REQUIRED WORK - Check every line of the material below for the string "ohne", and return the ones that have it.

EXERCISE INPUT -
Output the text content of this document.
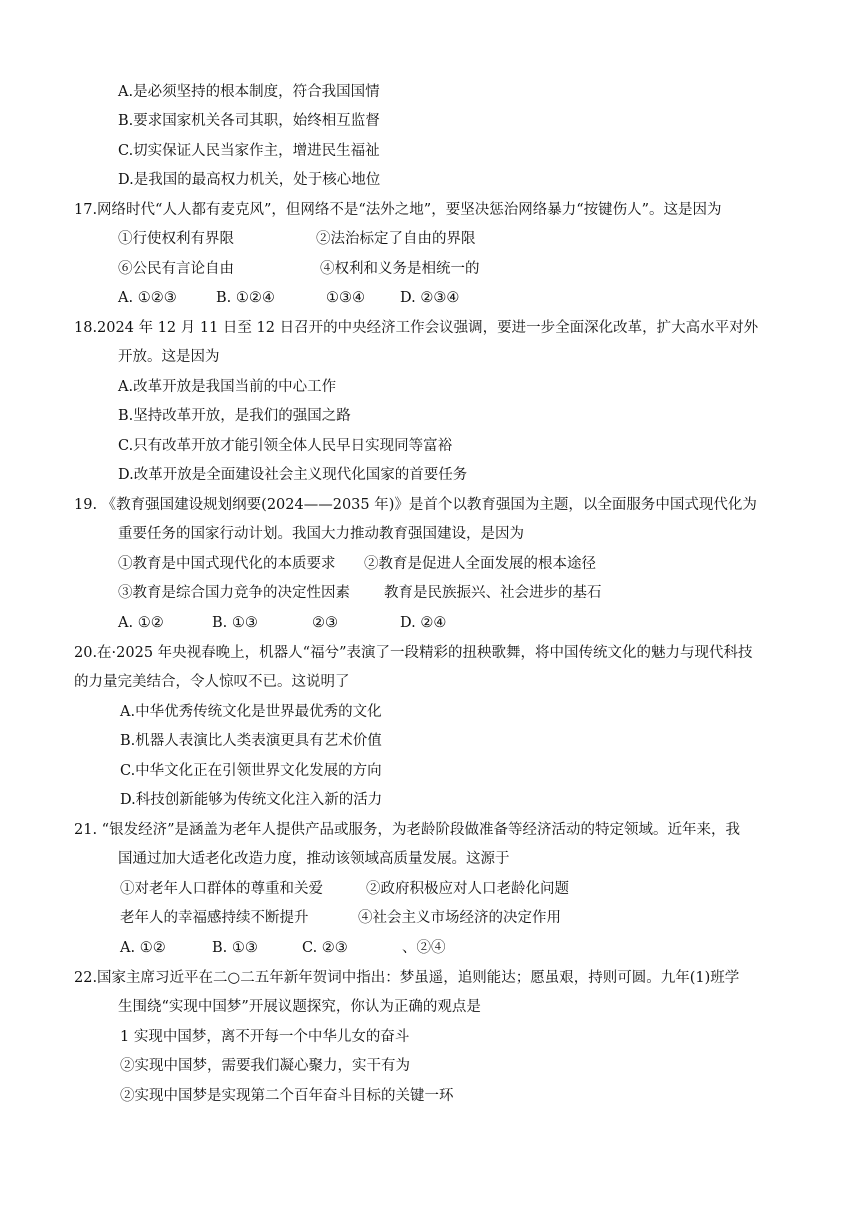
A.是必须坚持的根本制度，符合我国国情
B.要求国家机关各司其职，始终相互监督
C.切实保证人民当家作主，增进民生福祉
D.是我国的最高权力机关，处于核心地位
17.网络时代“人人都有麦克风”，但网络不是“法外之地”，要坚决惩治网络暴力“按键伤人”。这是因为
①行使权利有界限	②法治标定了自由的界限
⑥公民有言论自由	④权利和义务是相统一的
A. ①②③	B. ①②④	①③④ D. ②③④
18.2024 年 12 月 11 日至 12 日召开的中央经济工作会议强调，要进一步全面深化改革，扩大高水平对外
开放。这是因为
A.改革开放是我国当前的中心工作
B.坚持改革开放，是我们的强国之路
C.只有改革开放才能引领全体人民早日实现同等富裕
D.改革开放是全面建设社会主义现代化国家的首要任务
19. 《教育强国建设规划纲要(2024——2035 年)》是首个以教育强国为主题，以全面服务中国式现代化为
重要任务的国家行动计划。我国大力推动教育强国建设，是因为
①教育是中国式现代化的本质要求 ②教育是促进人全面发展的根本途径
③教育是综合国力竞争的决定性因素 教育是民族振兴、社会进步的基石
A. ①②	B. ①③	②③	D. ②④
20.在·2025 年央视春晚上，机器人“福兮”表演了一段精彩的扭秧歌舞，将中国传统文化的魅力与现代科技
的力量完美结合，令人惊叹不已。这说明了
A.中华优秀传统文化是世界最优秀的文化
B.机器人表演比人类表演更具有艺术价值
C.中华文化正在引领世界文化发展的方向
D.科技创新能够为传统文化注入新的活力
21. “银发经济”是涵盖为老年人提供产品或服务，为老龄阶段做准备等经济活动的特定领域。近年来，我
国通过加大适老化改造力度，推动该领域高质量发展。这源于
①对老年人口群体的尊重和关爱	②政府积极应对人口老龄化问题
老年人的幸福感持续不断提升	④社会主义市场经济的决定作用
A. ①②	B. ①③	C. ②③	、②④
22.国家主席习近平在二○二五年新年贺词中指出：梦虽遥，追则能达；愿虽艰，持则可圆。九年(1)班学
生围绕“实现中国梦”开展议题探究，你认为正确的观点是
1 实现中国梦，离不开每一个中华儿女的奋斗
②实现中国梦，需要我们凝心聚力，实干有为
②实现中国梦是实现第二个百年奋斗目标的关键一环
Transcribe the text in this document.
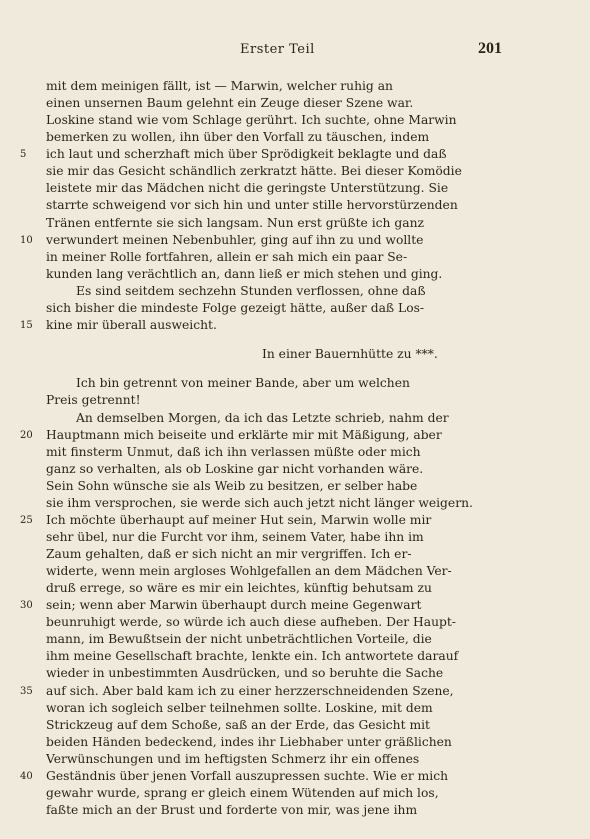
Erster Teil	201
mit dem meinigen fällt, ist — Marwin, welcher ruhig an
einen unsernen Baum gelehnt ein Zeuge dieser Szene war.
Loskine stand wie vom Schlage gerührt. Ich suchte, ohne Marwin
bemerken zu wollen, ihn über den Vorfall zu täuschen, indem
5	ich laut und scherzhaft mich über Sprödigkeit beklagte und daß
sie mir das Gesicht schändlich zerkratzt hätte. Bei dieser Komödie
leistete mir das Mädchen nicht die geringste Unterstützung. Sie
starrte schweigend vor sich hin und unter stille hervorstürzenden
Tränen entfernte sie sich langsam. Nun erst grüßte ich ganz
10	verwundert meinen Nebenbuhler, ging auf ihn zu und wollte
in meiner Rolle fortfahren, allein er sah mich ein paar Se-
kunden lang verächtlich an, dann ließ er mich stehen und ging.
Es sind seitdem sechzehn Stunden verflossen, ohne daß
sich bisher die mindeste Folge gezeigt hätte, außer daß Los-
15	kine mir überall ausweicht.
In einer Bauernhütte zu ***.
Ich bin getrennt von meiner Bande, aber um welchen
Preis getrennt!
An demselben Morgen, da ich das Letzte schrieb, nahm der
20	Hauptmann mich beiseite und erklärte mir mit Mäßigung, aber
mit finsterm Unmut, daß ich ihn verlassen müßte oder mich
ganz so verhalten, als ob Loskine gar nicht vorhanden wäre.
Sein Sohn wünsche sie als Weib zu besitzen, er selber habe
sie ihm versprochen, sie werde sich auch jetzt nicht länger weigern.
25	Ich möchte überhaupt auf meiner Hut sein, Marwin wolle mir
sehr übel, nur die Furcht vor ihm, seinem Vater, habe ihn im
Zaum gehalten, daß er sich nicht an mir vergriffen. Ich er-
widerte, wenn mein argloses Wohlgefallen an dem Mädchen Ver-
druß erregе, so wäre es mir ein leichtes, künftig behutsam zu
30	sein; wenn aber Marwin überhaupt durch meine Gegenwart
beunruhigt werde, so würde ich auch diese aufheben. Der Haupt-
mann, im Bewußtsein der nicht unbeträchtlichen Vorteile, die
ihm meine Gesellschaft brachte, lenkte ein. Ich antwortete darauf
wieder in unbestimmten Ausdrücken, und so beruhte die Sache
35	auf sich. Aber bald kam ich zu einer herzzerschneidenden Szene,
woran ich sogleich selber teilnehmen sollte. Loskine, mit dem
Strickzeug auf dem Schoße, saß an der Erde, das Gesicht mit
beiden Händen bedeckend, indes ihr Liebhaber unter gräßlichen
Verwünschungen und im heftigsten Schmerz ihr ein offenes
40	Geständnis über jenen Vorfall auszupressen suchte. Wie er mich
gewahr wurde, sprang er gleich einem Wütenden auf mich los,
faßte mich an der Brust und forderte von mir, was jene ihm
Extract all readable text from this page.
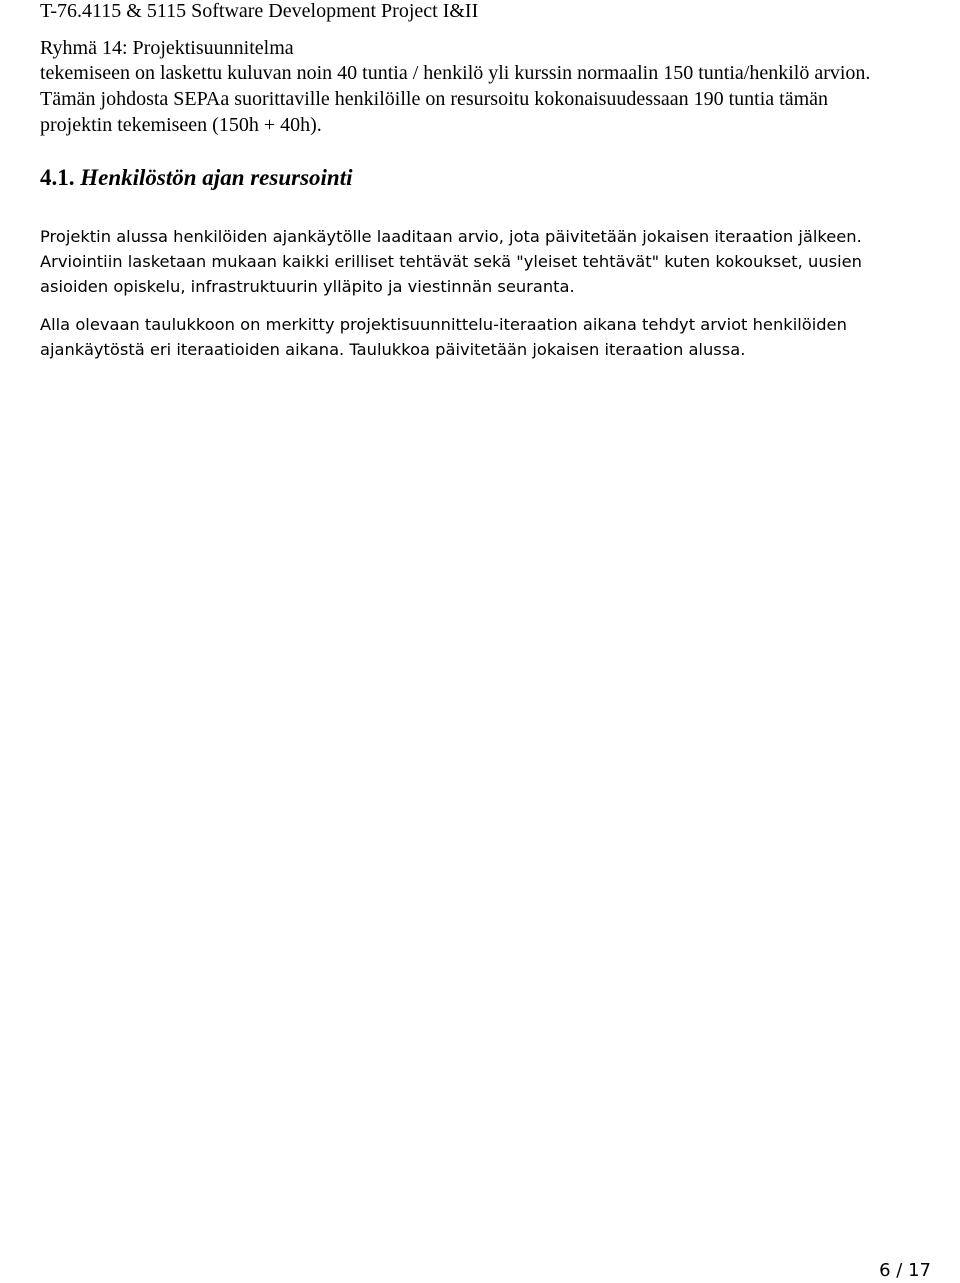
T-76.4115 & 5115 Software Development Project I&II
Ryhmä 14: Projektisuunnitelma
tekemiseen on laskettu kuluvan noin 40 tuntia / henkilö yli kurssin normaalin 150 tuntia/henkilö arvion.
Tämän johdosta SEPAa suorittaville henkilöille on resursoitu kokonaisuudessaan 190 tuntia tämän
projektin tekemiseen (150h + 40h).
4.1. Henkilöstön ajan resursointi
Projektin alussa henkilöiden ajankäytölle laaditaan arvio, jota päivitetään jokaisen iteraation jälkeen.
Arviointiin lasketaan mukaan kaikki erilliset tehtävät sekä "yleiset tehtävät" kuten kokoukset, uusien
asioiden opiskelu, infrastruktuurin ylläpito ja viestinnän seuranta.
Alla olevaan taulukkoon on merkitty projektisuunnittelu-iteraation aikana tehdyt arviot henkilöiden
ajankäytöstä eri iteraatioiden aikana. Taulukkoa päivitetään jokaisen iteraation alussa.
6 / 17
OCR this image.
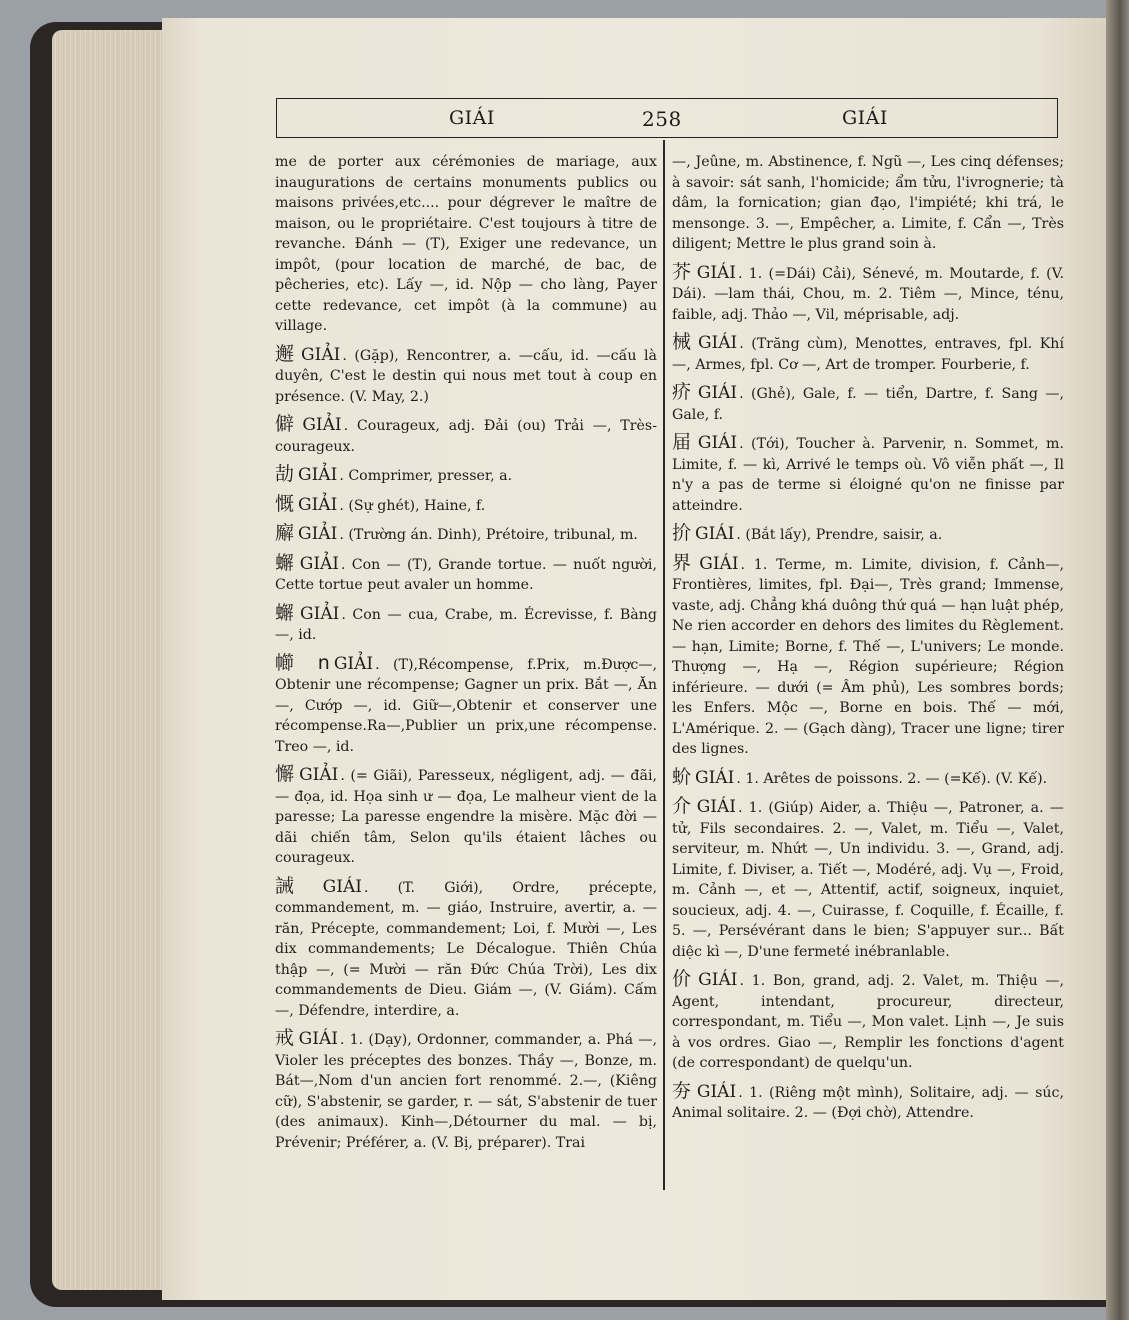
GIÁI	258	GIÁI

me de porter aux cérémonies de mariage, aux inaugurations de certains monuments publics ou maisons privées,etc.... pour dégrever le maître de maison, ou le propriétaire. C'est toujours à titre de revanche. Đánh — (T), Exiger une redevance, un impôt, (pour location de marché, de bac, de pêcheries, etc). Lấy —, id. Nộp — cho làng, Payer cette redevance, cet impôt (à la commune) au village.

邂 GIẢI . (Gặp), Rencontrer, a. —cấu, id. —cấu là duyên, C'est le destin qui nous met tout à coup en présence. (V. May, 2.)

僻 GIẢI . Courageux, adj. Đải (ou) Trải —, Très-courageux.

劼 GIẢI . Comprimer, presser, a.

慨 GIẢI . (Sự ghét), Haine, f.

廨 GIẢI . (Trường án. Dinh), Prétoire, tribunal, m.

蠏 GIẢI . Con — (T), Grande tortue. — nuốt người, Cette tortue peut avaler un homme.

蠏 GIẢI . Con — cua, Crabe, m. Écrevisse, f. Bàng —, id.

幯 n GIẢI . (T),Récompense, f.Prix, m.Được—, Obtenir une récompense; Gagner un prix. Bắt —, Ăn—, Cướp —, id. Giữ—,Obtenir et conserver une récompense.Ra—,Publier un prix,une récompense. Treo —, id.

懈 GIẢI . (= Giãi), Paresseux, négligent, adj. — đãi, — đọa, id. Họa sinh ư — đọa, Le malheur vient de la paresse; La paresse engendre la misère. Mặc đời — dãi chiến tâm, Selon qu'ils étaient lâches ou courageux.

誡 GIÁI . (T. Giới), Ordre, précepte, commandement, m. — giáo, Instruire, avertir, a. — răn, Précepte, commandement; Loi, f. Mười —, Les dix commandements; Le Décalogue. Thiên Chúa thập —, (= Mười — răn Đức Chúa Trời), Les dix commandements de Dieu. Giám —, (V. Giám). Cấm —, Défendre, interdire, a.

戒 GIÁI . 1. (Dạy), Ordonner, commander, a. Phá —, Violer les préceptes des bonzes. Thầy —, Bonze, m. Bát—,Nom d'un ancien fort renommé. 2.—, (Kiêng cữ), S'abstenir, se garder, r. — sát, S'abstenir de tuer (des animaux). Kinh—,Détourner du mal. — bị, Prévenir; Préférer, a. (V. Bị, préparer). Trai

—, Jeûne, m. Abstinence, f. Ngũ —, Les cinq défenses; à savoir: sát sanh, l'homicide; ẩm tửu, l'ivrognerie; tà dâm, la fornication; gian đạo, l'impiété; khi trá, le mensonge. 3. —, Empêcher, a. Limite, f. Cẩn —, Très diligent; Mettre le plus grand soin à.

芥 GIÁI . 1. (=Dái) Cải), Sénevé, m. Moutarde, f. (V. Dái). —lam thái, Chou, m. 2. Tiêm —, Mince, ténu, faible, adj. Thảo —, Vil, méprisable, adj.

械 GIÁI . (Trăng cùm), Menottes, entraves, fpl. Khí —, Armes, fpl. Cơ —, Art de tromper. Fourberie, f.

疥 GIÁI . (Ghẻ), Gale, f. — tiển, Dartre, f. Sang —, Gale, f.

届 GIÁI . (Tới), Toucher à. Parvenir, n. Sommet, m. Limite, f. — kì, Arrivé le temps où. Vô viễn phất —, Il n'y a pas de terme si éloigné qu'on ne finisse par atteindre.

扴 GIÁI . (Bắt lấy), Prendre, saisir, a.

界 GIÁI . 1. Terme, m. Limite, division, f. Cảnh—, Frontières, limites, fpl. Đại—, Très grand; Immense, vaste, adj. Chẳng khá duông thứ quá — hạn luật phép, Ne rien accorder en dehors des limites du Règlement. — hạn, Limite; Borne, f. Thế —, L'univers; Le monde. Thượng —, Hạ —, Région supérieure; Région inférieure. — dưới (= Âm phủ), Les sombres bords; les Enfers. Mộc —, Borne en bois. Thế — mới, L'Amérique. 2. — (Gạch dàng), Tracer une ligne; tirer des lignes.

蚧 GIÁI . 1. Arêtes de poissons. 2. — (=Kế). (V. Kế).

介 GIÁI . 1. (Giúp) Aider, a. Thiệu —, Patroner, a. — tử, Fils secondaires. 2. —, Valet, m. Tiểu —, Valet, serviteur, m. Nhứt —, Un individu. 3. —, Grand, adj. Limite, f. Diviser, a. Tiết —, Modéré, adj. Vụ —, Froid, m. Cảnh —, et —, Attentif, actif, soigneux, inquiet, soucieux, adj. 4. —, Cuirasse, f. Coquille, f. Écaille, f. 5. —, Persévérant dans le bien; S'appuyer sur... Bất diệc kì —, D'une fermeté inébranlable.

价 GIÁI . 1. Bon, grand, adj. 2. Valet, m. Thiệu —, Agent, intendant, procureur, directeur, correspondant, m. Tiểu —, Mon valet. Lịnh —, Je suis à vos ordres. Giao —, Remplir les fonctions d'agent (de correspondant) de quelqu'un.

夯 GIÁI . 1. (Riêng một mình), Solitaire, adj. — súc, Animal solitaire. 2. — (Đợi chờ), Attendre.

RESULT OF THIS EXERCISE -
Loskine stand wie vom Schlage gerührt. Ich suchte, ohne Marwin
Es sind seitdem sechzehn Stunden verflossen, ohne daß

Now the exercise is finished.